### Supplied data
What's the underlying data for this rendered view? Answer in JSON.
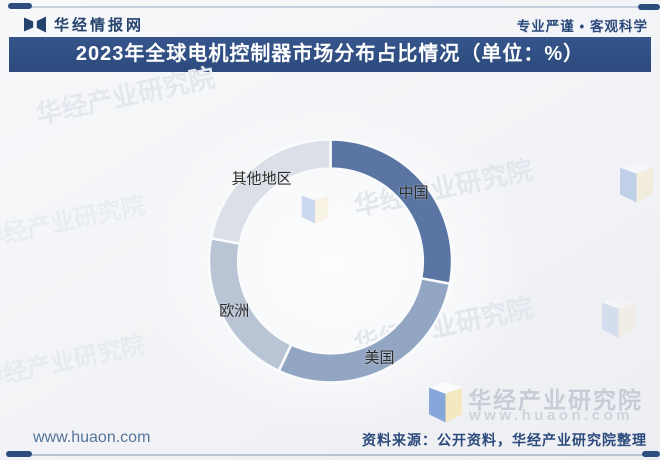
{
  "header": {
    "brand": "华经情报网",
    "slogan": "专业严谨 • 客观科学",
    "title": "2023年全球电机控制器市场分布占比情况（单位：%）"
  },
  "chart_data": {
    "type": "pie",
    "subtype": "donut",
    "title": "2023年全球电机控制器市场分布占比情况",
    "unit": "%",
    "start_angle_deg": 0,
    "direction": "clockwise",
    "inner_radius_ratio": 0.76,
    "labels_shown": "category-names-only",
    "series": [
      {
        "name": "中国",
        "value": 28,
        "color": "#5a75a4"
      },
      {
        "name": "美国",
        "value": 29,
        "color": "#92a5c2"
      },
      {
        "name": "欧洲",
        "value": 21,
        "color": "#b9c4d5"
      },
      {
        "name": "其他地区",
        "value": 22,
        "color": "#dbdfe7"
      }
    ]
  },
  "watermark": {
    "company": "华经产业研究院",
    "url": "www.huaon.com"
  },
  "footer": {
    "site_url": "www.huaon.com",
    "source": "资料来源：公开资料，华经产业研究院整理"
  },
  "colors": {
    "accent_navy": "#2e4d7f",
    "title_bar_bg": "#2f4e80",
    "title_text": "#ffffff",
    "label_text": "#2b2b2b"
  }
}
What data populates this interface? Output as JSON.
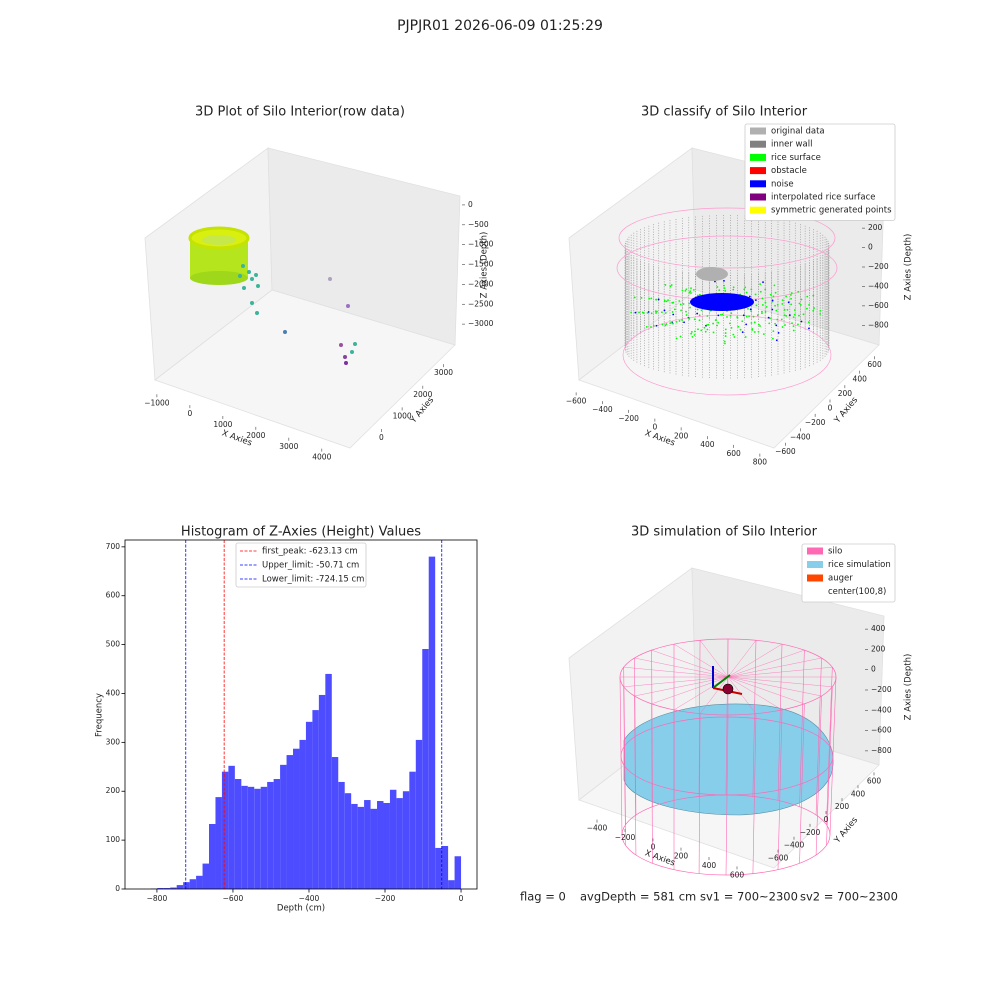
{
  "title": "PJPJR01 2026-06-09 01:25:29",
  "footer": [
    "flag = 0",
    "avgDepth = 581 cm",
    "sv1 = 700~2300",
    "sv2 = 700~2300"
  ],
  "chart_data": [
    {
      "type": "scatter3d",
      "title": "3D Plot of Silo Interior(row data)",
      "xlabel": "X Axies",
      "ylabel": "Y Axies",
      "zlabel": "Z Axies (Depth)",
      "xlim": [
        -1300,
        4400
      ],
      "ylim": [
        -600,
        3700
      ],
      "zlim": [
        -3500,
        300
      ],
      "xticks": [
        {
          "value": -1000,
          "label": "−1000"
        },
        0,
        1000,
        2000,
        3000,
        4000
      ],
      "yticks": [
        0,
        1000,
        2000,
        3000
      ],
      "zticks": [
        0,
        {
          "value": -500,
          "label": "−500"
        },
        {
          "value": -1000,
          "label": "−1000"
        },
        {
          "value": -1500,
          "label": "−1500"
        },
        {
          "value": -2000,
          "label": "−2000"
        },
        {
          "value": -2500,
          "label": "−2500"
        },
        {
          "value": -3000,
          "label": "−3000"
        }
      ]
    },
    {
      "type": "scatter3d",
      "title": "3D classify of Silo Interior",
      "xlabel": "X Axies",
      "ylabel": "Y Axies",
      "zlabel": "Z Axies (Depth)",
      "xlim": [
        -700,
        900
      ],
      "ylim": [
        -700,
        700
      ],
      "zlim": [
        -900,
        500
      ],
      "xticks": [
        {
          "value": -600,
          "label": "−600"
        },
        {
          "value": -400,
          "label": "−400"
        },
        {
          "value": -200,
          "label": "−200"
        },
        0,
        200,
        400,
        600,
        800
      ],
      "yticks": [
        {
          "value": -600,
          "label": "−600"
        },
        {
          "value": -400,
          "label": "−400"
        },
        {
          "value": -200,
          "label": "−200"
        },
        0,
        200,
        400,
        600
      ],
      "zticks": [
        400,
        200,
        0,
        {
          "value": -200,
          "label": "−200"
        },
        {
          "value": -400,
          "label": "−400"
        },
        {
          "value": -600,
          "label": "−600"
        },
        {
          "value": -800,
          "label": "−800"
        }
      ],
      "series": [
        {
          "name": "original data",
          "color": "#b0b0b0"
        },
        {
          "name": "inner wall",
          "color": "#808080"
        },
        {
          "name": "rice surface",
          "color": "#00ff00"
        },
        {
          "name": "obstacle",
          "color": "#ff0000"
        },
        {
          "name": "noise",
          "color": "#0000ff"
        },
        {
          "name": "interpolated rice surface",
          "color": "#800080"
        },
        {
          "name": "symmetric generated points",
          "color": "#ffff00"
        }
      ]
    },
    {
      "type": "histogram",
      "title": "Histogram of Z-Axies (Height) Values",
      "xlabel": "Depth (cm)",
      "ylabel": "Frequency",
      "color": "#4d4dff",
      "xlim": [
        -884,
        42
      ],
      "ylim": [
        0,
        714
      ],
      "xticks": [
        {
          "value": -800,
          "label": "−800"
        },
        {
          "value": -600,
          "label": "−600"
        },
        {
          "value": -400,
          "label": "−400"
        },
        {
          "value": -200,
          "label": "−200"
        },
        0
      ],
      "yticks": [
        0,
        100,
        200,
        300,
        400,
        500,
        600,
        700
      ],
      "bins": [
        -816,
        -799,
        -782,
        -765,
        -748,
        -731,
        -714,
        -697,
        -680,
        -663,
        -646,
        -629,
        -612,
        -595,
        -578,
        -561,
        -544,
        -527,
        -510,
        -493,
        -476,
        -459,
        -442,
        -425,
        -408,
        -391,
        -374,
        -357,
        -340,
        -323,
        -306,
        -289,
        -272,
        -255,
        -238,
        -221,
        -204,
        -187,
        -170,
        -153,
        -136,
        -119,
        -102,
        -85,
        -68,
        -51,
        -34,
        -17,
        0
      ],
      "values": [
        1,
        2,
        2,
        3,
        8,
        14,
        20,
        27,
        52,
        133,
        188,
        240,
        252,
        225,
        211,
        209,
        205,
        209,
        219,
        225,
        254,
        274,
        287,
        305,
        342,
        366,
        397,
        440,
        270,
        219,
        196,
        174,
        168,
        182,
        164,
        180,
        176,
        203,
        186,
        200,
        240,
        305,
        491,
        680,
        84,
        88,
        18,
        67
      ],
      "vlines": [
        {
          "name": "first_peak: -623.13 cm",
          "value": -623.13,
          "color": "#ff0000"
        },
        {
          "name": "Upper_limit: -50.71 cm",
          "value": -50.71,
          "color": "#0000ff"
        },
        {
          "name": "Lower_limit: -724.15 cm",
          "value": -724.15,
          "color": "#0000ff"
        }
      ]
    },
    {
      "type": "scatter3d",
      "title": "3D simulation of Silo Interior",
      "xlabel": "X Axies",
      "ylabel": "Y Axies",
      "zlabel": "Z Axies (Depth)",
      "xlim": [
        -500,
        700
      ],
      "ylim": [
        -700,
        700
      ],
      "zlim": [
        -900,
        500
      ],
      "xticks": [
        {
          "value": -400,
          "label": "−400"
        },
        {
          "value": -200,
          "label": "−200"
        },
        0,
        200,
        400,
        600
      ],
      "yticks": [
        {
          "value": -600,
          "label": "−600"
        },
        {
          "value": -400,
          "label": "−400"
        },
        {
          "value": -200,
          "label": "−200"
        },
        0,
        200,
        400,
        600
      ],
      "zticks": [
        400,
        200,
        0,
        {
          "value": -200,
          "label": "−200"
        },
        {
          "value": -400,
          "label": "−400"
        },
        {
          "value": -600,
          "label": "−600"
        },
        {
          "value": -800,
          "label": "−800"
        }
      ],
      "series": [
        {
          "name": "silo",
          "color": "#ff69b4"
        },
        {
          "name": "rice simulation",
          "color": "#87ceeb"
        },
        {
          "name": "auger",
          "color": "#ff4500"
        },
        {
          "name": "center(100,8)",
          "color": "#ffffff"
        }
      ]
    }
  ]
}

### What you should do
How many lines of the entries above hold the string "huaon"? Reply with the number alone.

### Exercise response
2